→ Written tasks:
[1] In the forum thread about guidance's stop_regex, which guidance version does the system info list?
[2] Reproduce the passage of the stop_regex thread from "Ubuntu 24.04.2" up to and including "on with ,\n.".

→ Article:
* START *

As you can see in the debug outputs, it correctly predicts ",\n as the top token after word1: "test, but it doesn't use it for some reason and also doesn't stop the generation even though it contains ", and only stops in the next line when the top predicted token is ".

It also happens when using greedy sampling with top_k=1, and it also happens when I use e.g. '.*".*' or ["] as regex. It only does NOT happen if I exactly match the predicted token, i.e. if I specify stop_regex='",\n', but that's not actually how the feature is intended to work, is it?

Edit: Interestingly, the problem also occurs when I specify stop_regex=['"', '",\n'], even though it doesn't happen when I specify stop_regex='",\n'

System info:

Ubuntu 24.04.2
guidance: 0.2.4

Jul 18 '25 11:07 luk400

Hi @luk400, thanks for the issue!

I believe that what you're seeing here is a consequence of the fact that the token ",\n is actually disallowed because the grammar is required to stop after producing a ", but the token continues on with ,\n.

The issue you are seeing disappears if you follow it up with the literal text that you expect to follow it, e.g. like so:

    lm += '''
{
    word1: "'''.strip() # here i want the model to continue, and i expect it to complete this line with: test",

    lm += gen(stop_regex='"', max_tokens=10) + '",\n"'

Sadly, grammars are somewhat non-associative in this way:

lm += foo
lm += bar

is sometimes meaningfully different from

lm += (foo + bar)

All of this being said; I advise you to use guidance's built-in json functionality, as it's a rather feature complete implementation that directly translates JSON Schemas to efficient guidance grammars.

In your case,

from guidance import system, user, assistant, json
from guidance.models import Transformers

lm = Transformers("microsoft/Phi-4-mini-instruct")

with system():
    lm += "be helpful"

with user():
    lm += """Please just copy and reprint exactly the following json object, do not add anything else:
{
    word1: "test",
    word2: "test",
}
"""

with assistant():
    lm += json(
      schema={
         "type": "object",
         "properties": {
            "word1": {"type": "string", "maxLength": 30},
            "word2": {"type": "string", "maxLength": 30}
         },
         "additionalProperties": False
      }
   )

print(str(lm))

Jul 18 '25 20:07 hudson-ai

Interesting, thanks for the information!

* END *

→ Provided records:
* START *

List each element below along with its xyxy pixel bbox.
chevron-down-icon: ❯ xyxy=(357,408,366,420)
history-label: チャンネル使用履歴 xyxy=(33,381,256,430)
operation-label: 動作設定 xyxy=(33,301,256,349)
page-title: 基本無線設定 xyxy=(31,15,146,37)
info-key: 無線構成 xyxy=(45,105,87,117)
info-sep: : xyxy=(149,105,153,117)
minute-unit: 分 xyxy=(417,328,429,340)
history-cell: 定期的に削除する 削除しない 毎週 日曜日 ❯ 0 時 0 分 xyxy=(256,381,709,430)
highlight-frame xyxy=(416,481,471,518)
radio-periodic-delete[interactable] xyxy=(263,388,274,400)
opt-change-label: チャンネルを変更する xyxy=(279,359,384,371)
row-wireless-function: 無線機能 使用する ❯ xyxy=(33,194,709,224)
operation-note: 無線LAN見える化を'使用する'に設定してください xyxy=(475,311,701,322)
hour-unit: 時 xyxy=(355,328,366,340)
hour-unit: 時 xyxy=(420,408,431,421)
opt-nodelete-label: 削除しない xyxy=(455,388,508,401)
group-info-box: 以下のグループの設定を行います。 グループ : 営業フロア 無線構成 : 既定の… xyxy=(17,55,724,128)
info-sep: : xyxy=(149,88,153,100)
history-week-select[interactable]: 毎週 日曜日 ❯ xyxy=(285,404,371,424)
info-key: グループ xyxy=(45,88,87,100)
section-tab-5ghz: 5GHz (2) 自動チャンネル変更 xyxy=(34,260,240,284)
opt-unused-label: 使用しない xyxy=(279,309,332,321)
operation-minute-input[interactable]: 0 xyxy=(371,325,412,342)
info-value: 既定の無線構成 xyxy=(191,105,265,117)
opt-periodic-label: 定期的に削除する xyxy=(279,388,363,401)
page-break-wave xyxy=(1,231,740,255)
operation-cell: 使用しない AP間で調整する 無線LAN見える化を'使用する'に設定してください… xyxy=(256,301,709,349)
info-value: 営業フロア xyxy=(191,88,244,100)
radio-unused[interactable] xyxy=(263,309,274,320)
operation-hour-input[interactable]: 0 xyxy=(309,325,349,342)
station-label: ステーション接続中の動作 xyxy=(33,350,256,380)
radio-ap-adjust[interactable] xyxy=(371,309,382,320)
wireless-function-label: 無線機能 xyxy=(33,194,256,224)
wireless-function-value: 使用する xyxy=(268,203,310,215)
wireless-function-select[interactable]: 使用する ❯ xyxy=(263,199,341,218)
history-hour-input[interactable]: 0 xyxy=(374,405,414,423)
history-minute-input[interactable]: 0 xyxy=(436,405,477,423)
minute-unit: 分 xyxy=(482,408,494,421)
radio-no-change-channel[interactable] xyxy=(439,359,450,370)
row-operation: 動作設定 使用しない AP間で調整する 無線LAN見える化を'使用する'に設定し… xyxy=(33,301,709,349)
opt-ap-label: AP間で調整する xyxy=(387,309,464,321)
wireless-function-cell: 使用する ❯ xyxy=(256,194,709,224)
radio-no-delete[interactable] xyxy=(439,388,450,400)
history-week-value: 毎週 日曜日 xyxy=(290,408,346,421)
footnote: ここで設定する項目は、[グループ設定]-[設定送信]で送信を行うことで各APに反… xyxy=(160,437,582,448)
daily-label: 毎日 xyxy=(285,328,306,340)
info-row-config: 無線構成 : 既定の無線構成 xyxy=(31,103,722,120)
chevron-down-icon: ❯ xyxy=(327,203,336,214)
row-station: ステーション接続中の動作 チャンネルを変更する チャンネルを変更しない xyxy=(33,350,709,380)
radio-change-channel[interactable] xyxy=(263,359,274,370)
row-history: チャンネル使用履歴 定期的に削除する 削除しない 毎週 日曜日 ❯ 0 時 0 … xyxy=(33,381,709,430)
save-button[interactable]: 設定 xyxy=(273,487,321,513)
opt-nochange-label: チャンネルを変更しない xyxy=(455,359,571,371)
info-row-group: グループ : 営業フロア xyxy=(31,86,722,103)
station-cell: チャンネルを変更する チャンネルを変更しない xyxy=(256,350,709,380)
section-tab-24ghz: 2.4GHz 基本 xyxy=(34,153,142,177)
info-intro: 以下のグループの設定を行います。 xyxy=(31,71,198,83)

* END *

→ Answer set:
[1] 0.2.4

[2]
Ubuntu 24.04.2
guidance: 0.2.4

Jul 18 '25 11:07 luk400

Hi @luk400, thanks for the issue!

I believe that what you're seeing here is a consequence of the fact that the token ",\n is actually disallowed because the grammar is required to stop after producing a ", but the token continues on with ,\n.